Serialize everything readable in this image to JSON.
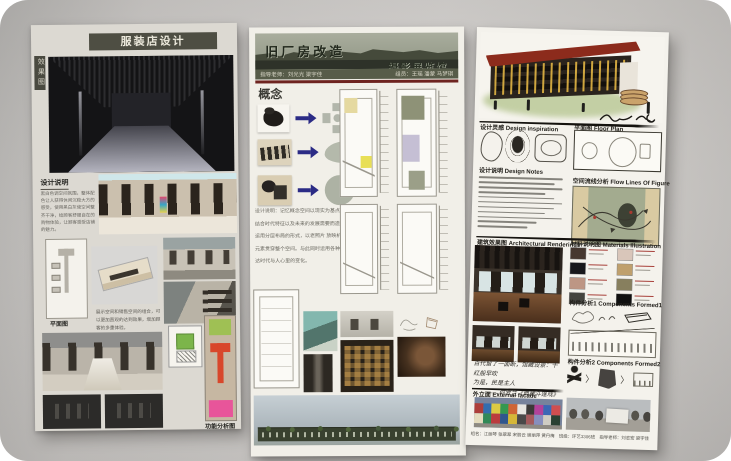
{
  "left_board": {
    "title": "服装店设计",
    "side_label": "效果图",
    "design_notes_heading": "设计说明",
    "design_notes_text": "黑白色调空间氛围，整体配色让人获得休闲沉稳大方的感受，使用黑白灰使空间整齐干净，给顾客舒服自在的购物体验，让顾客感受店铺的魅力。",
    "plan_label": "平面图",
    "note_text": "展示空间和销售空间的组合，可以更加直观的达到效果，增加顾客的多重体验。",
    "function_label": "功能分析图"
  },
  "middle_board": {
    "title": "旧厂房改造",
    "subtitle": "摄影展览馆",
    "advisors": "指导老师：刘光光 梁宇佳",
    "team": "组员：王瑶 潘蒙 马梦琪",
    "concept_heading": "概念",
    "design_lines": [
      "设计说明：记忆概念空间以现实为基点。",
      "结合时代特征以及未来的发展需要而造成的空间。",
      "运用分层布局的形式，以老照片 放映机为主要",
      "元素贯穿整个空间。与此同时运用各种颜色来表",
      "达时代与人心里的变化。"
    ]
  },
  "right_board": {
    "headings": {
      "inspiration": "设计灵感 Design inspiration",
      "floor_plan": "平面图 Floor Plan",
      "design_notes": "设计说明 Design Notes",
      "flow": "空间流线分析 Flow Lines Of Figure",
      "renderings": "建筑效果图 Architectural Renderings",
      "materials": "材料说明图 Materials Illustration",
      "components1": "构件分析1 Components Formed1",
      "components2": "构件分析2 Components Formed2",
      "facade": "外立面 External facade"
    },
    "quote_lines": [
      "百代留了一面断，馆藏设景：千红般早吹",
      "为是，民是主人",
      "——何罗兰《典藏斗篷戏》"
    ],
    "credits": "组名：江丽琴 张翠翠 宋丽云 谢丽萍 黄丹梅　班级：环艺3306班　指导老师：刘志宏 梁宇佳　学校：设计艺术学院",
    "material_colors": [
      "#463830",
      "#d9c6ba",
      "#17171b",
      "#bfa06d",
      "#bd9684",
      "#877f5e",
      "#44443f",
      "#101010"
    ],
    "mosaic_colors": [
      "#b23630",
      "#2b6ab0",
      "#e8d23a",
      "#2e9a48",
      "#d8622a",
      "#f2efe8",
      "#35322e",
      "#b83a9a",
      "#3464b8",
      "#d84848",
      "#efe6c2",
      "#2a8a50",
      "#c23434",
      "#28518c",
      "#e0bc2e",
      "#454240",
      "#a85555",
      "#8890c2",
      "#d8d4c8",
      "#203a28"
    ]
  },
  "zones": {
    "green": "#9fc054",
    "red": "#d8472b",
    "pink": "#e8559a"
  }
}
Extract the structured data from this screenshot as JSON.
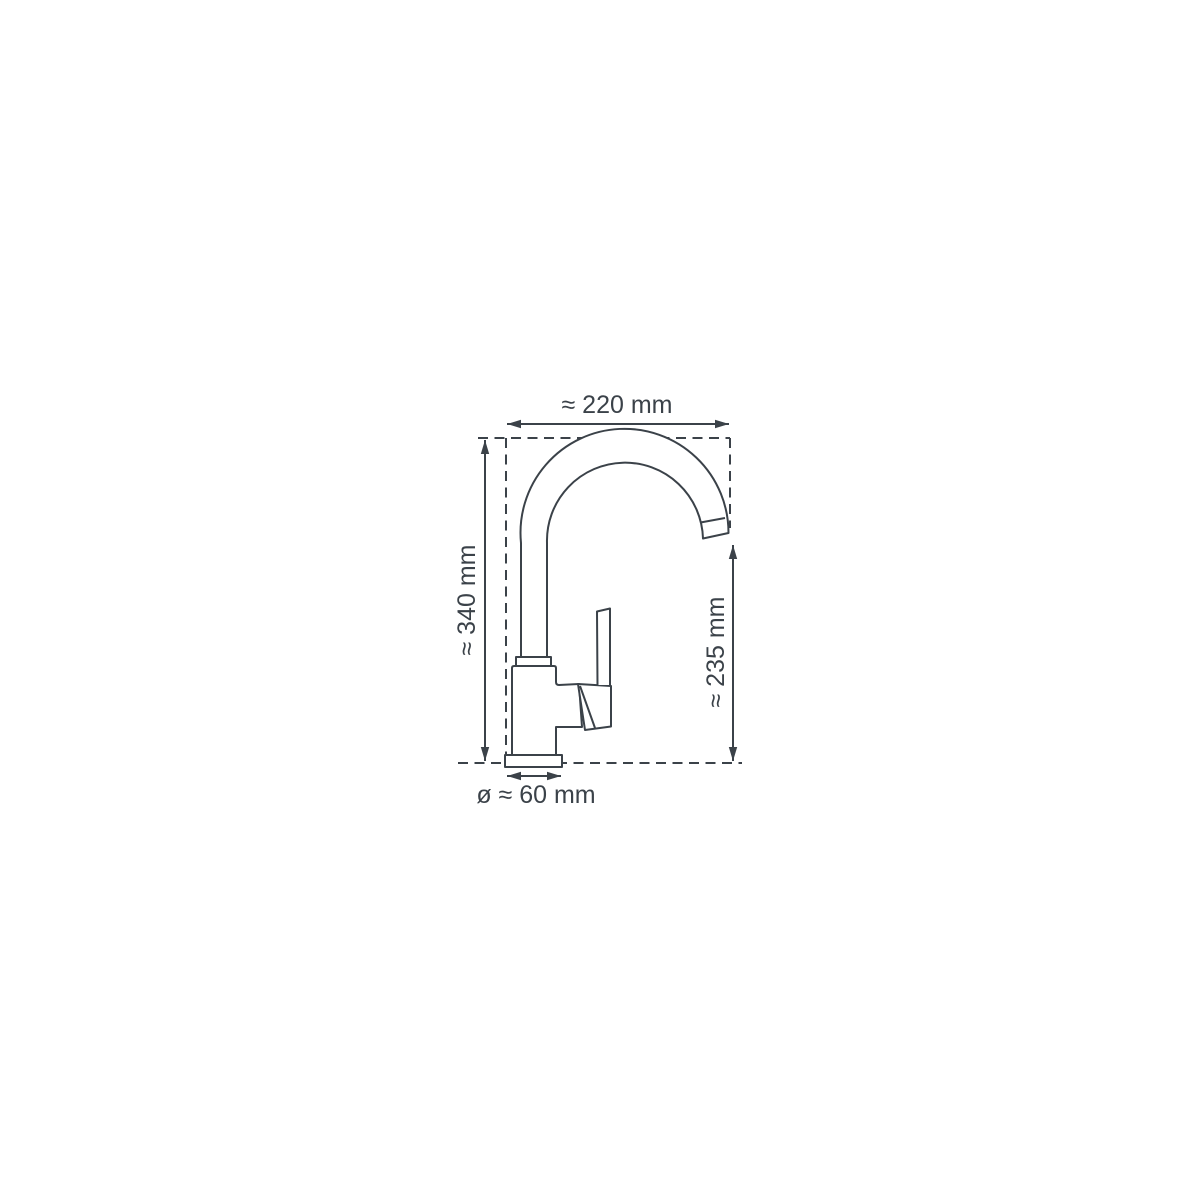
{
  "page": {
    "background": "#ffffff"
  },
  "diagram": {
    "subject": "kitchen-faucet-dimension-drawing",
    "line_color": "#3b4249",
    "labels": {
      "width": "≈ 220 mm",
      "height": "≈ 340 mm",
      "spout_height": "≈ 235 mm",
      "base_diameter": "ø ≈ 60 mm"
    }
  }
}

-.-.-

SET TASK:
Reproduce the listing exactly. Leave its pictures out.

FULL SOLUTION:
Serialize everything readable in this image to JSON.
{
  "left_board": {
    "title": "服装店设计",
    "side_label": "效果图",
    "design_notes_heading": "设计说明",
    "design_notes_text": "黑白色调空间氛围，整体配色让人获得休闲沉稳大方的感受，使用黑白灰使空间整齐干净，给顾客舒服自在的购物体验，让顾客感受店铺的魅力。",
    "plan_label": "平面图",
    "note_text": "展示空间和销售空间的组合，可以更加直观的达到效果，增加顾客的多重体验。",
    "function_label": "功能分析图"
  },
  "middle_board": {
    "title": "旧厂房改造",
    "subtitle": "摄影展览馆",
    "advisors": "指导老师：刘光光 梁宇佳",
    "team": "组员：王瑶 潘蒙 马梦琪",
    "concept_heading": "概念",
    "design_lines": [
      "设计说明：记忆概念空间以现实为基点。",
      "结合时代特征以及未来的发展需要而造成的空间。",
      "运用分层布局的形式，以老照片 放映机为主要",
      "元素贯穿整个空间。与此同时运用各种颜色来表",
      "达时代与人心里的变化。"
    ]
  },
  "right_board": {
    "headings": {
      "inspiration": "设计灵感 Design inspiration",
      "floor_plan": "平面图 Floor Plan",
      "design_notes": "设计说明 Design Notes",
      "flow": "空间流线分析 Flow Lines Of Figure",
      "renderings": "建筑效果图 Architectural Renderings",
      "materials": "材料说明图 Materials Illustration",
      "components1": "构件分析1 Components Formed1",
      "components2": "构件分析2 Components Formed2",
      "facade": "外立面 External facade"
    },
    "quote_lines": [
      "百代留了一面断，馆藏设景：千红般早吹",
      "为是，民是主人",
      "——何罗兰《典藏斗篷戏》"
    ],
    "credits": "组名：江丽琴 张翠翠 宋丽云 谢丽萍 黄丹梅　班级：环艺3306班　指导老师：刘志宏 梁宇佳　学校：设计艺术学院",
    "material_colors": [
      "#463830",
      "#d9c6ba",
      "#17171b",
      "#bfa06d",
      "#bd9684",
      "#877f5e",
      "#44443f",
      "#101010"
    ],
    "mosaic_colors": [
      "#b23630",
      "#2b6ab0",
      "#e8d23a",
      "#2e9a48",
      "#d8622a",
      "#f2efe8",
      "#35322e",
      "#b83a9a",
      "#3464b8",
      "#d84848",
      "#efe6c2",
      "#2a8a50",
      "#c23434",
      "#28518c",
      "#e0bc2e",
      "#454240",
      "#a85555",
      "#8890c2",
      "#d8d4c8",
      "#203a28"
    ]
  },
  "zones": {
    "green": "#9fc054",
    "red": "#d8472b",
    "pink": "#e8559a"
  }
}
Extract the structured data from this screenshot as JSON.
{
  "page": {
    "background": "#ffffff"
  },
  "diagram": {
    "subject": "kitchen-faucet-dimension-drawing",
    "line_color": "#3b4249",
    "labels": {
      "width": "≈ 220 mm",
      "height": "≈ 340 mm",
      "spout_height": "≈ 235 mm",
      "base_diameter": "ø ≈ 60 mm"
    }
  }
}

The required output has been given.